— Begin STORED ROWS —

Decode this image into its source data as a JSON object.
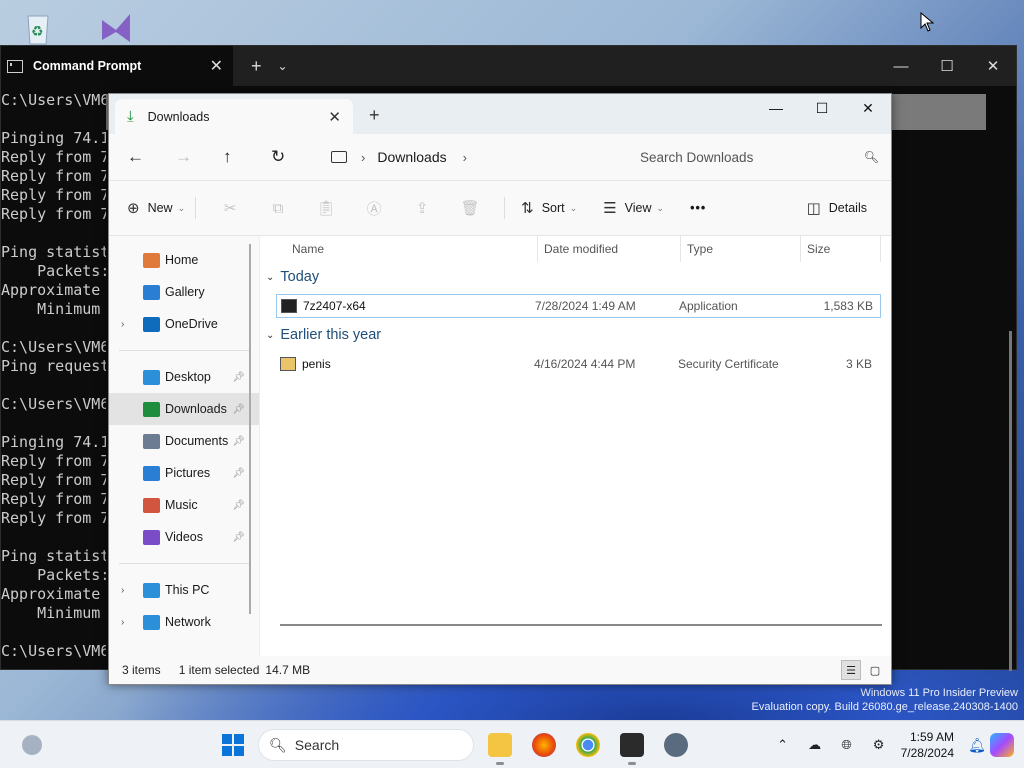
{
  "terminal": {
    "tab_title": "Command Prompt",
    "lines": [
      "C:\\Users\\VM6",
      "",
      "Pinging 74.1",
      "Reply from 7",
      "Reply from 7",
      "Reply from 7",
      "Reply from 7",
      "",
      "Ping statist",
      "    Packets:",
      "Approximate ",
      "    Minimum =",
      "",
      "C:\\Users\\VM6",
      "Ping request",
      "",
      "C:\\Users\\VM6",
      "",
      "Pinging 74.1",
      "Reply from 7",
      "Reply from 7",
      "Reply from 7",
      "Reply from 7",
      "",
      "Ping statist",
      "    Packets:",
      "Approximate ",
      "    Minimum =",
      "",
      "C:\\Users\\VM6"
    ]
  },
  "explorer": {
    "tab_title": "Downloads",
    "breadcrumb": "Downloads",
    "search_placeholder": "Search Downloads",
    "commands": {
      "new": "New",
      "sort": "Sort",
      "view": "View",
      "more": "•••",
      "details": "Details"
    },
    "nav": {
      "top": [
        {
          "label": "Home",
          "icon": "home-icon",
          "color": "#e07a3a"
        },
        {
          "label": "Gallery",
          "icon": "gallery-icon",
          "color": "#2a7fd4"
        },
        {
          "label": "OneDrive",
          "icon": "cloud-icon",
          "color": "#0f6cbd"
        }
      ],
      "pinned": [
        {
          "label": "Desktop",
          "icon": "desktop-icon",
          "color": "#2b8fd9"
        },
        {
          "label": "Downloads",
          "icon": "download-icon",
          "color": "#1e8e3e"
        },
        {
          "label": "Documents",
          "icon": "documents-icon",
          "color": "#6b7c93"
        },
        {
          "label": "Pictures",
          "icon": "pictures-icon",
          "color": "#2a7fd4"
        },
        {
          "label": "Music",
          "icon": "music-icon",
          "color": "#d2553f"
        },
        {
          "label": "Videos",
          "icon": "videos-icon",
          "color": "#7b4cc7"
        }
      ],
      "bottom": [
        {
          "label": "This PC",
          "icon": "pc-icon",
          "color": "#2b8fd9"
        },
        {
          "label": "Network",
          "icon": "network-icon",
          "color": "#2b8fd9"
        }
      ]
    },
    "columns": [
      "Name",
      "Date modified",
      "Type",
      "Size"
    ],
    "groups": [
      {
        "label": "Today",
        "files": [
          {
            "name": "7z2407-x64",
            "date": "7/28/2024 1:49 AM",
            "type": "Application",
            "size": "1,583 KB",
            "icon": "7zip-icon",
            "selected": true
          }
        ]
      },
      {
        "label": "Earlier this year",
        "files": [
          {
            "name": "penis",
            "date": "4/16/2024 4:44 PM",
            "type": "Security Certificate",
            "size": "3 KB",
            "icon": "certificate-icon",
            "selected": false
          }
        ]
      }
    ],
    "status": {
      "items": "3 items",
      "selected": "1 item selected",
      "selected_size": "14.7 MB"
    }
  },
  "desktop": {
    "watermark_line1": "Windows 11 Pro Insider Preview",
    "watermark_line2": "Evaluation copy. Build 26080.ge_release.240308-1400"
  },
  "taskbar": {
    "search_label": "Search",
    "time": "1:59 AM",
    "date": "7/28/2024"
  }
}
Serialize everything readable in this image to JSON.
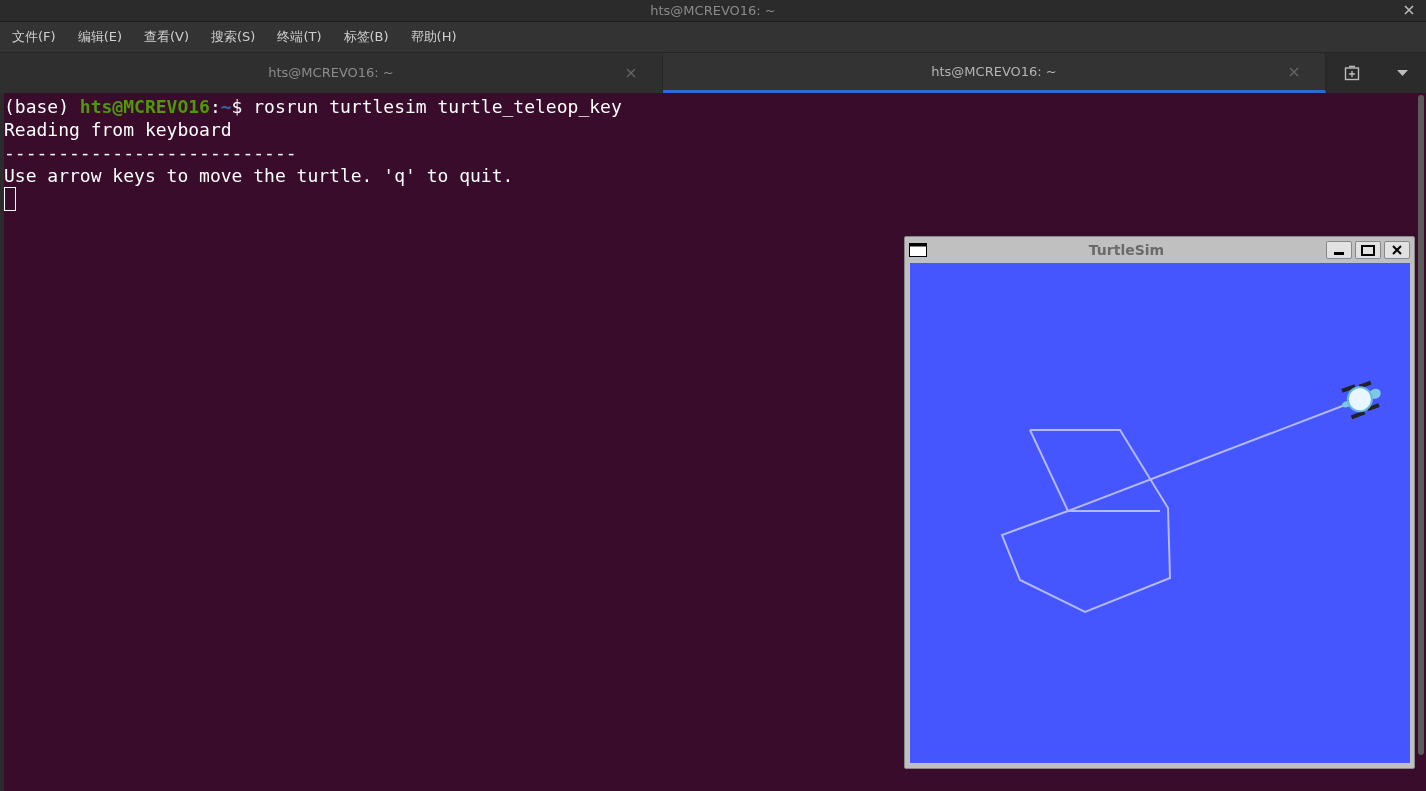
{
  "window": {
    "title": "hts@MCREVO16: ~"
  },
  "menu": [
    "文件(F)",
    "编辑(E)",
    "查看(V)",
    "搜索(S)",
    "终端(T)",
    "标签(B)",
    "帮助(H)"
  ],
  "tabs": [
    {
      "label": "hts@MCREVO16: ~",
      "selected": false
    },
    {
      "label": "hts@MCREVO16: ~",
      "selected": true
    }
  ],
  "terminal": {
    "lines": [
      {
        "segments": [
          {
            "text": "(base) ",
            "color": "#ffffff"
          },
          {
            "text": "hts@MCREVO16",
            "color": "#4e9a06"
          },
          {
            "text": ":",
            "color": "#ffffff"
          },
          {
            "text": "~",
            "color": "#3465a4"
          },
          {
            "text": "$ rosrun turtlesim turtle_teleop_key",
            "color": "#ffffff"
          }
        ]
      },
      {
        "segments": [
          {
            "text": "Reading from keyboard",
            "color": "#ffffff"
          }
        ]
      },
      {
        "segments": [
          {
            "text": "---------------------------",
            "color": "#ffffff"
          }
        ]
      },
      {
        "segments": [
          {
            "text": "Use arrow keys to move the turtle. 'q' to quit.",
            "color": "#ffffff"
          }
        ]
      }
    ],
    "cursor": true
  },
  "turtlesim": {
    "title": "TurtleSim"
  }
}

— End STORED ROWS —

## WHAT NEEDS TO BE DONE
Check each line above for the word "Downloads" and say how many have it, with nothing else.

## SOLUTION
4